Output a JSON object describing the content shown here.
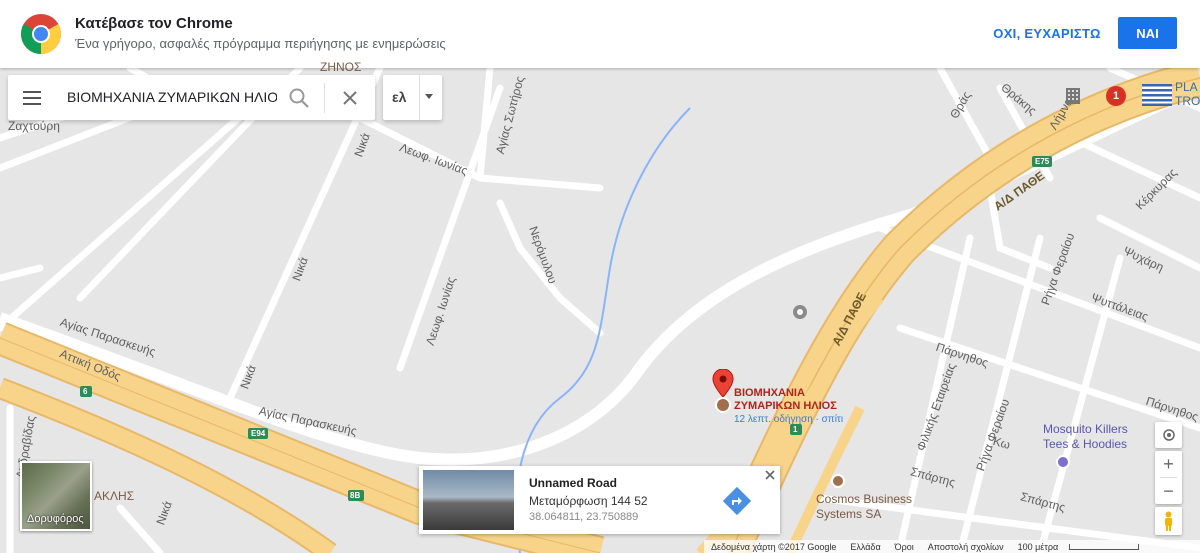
{
  "promo": {
    "title": "Κατέβασε τον Chrome",
    "subtitle": "Ένα γρήγορο, ασφαλές πρόγραμμα περιήγησης με ενημερώσεις",
    "decline_label": "ΟΧΙ, ΕΥΧΑΡΙΣΤΩ",
    "accept_label": "ΝΑΙ"
  },
  "search": {
    "query": "ΒΙΟΜΗΧΑΝΙΑ ΖΥΜΑΡΙΚΩΝ ΗΛΙΟΣ",
    "language": "ελ"
  },
  "place": {
    "name_line1": "ΒΙΟΜΗΧΑΝΙΑ",
    "name_line2": "ΖΥΜΑΡΙΚΩΝ ΗΛΙΟΣ",
    "eta": "12 λεπτ. οδήγηση · σπίτι"
  },
  "card": {
    "road": "Unnamed Road",
    "address": "Μεταμόρφωση 144 52",
    "coords": "38.064811, 23.750889"
  },
  "satellite_label": "Δορυφόρος",
  "notifications_count": "1",
  "store_label_line1": "PLA",
  "store_label_line2": "TRON",
  "pois": {
    "cosmos_line1": "Cosmos Business",
    "cosmos_line2": "Systems SA",
    "mosquito_line1": "Mosquito Killers",
    "mosquito_line2": "Tees & Hoodies",
    "left_poi": "ΑΚΛΗΣ",
    "top_poi": "ΖΗΝΟΣ"
  },
  "streets": {
    "zaxtouri": "Ζαχτούρη",
    "leof_ionias": "Λεωφ. Ιωνίας",
    "agias_sotiros": "Αγίας Σωτήρος",
    "nika": "Νικά",
    "neromylou": "Νερόμυλου",
    "agias_paraskevis": "Αγίας Παρασκευής",
    "attiki_odos": "Αττική Οδός",
    "ad_pathe": "Α/Δ ΠΑΘΕ",
    "thraki": "Θράκης",
    "thras": "Θράς",
    "kerkyras": "Κέρκυρας",
    "psyxari": "Ψυχάρη",
    "psyttaleias": "Ψυττάλειας",
    "rigas_feraiou": "Ρήγα Φεραίου",
    "parnithos": "Πάρνηθος",
    "filikis_etaireias": "Φιλικής Εταιρείας",
    "spartis": "Σπάρτης",
    "ko": "Κω",
    "andravidas": "Ανδραβίδας",
    "limnou": "Λήμνου",
    "shield_e75": "E75",
    "shield_e94": "E94",
    "shield_6": "6",
    "shield_8b": "8B",
    "shield_1": "1"
  },
  "footer": {
    "map_data": "Δεδομένα χάρτη ©2017 Google",
    "country": "Ελλάδα",
    "terms": "Όροι",
    "feedback": "Αποστολή σχολίων",
    "scale": "100 μέτρα"
  },
  "colors": {
    "accent": "#1a73e8",
    "highway": "#f7d48a",
    "pin": "#ea4335",
    "place_text": "#b0231b"
  }
}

▶ _Given problem_
A line counts if it holds the word "ΒΙΟΜΗΧΑΝΙΑ". Work out how many lines in the listing count, and give only that number.

▶ _Solution_
2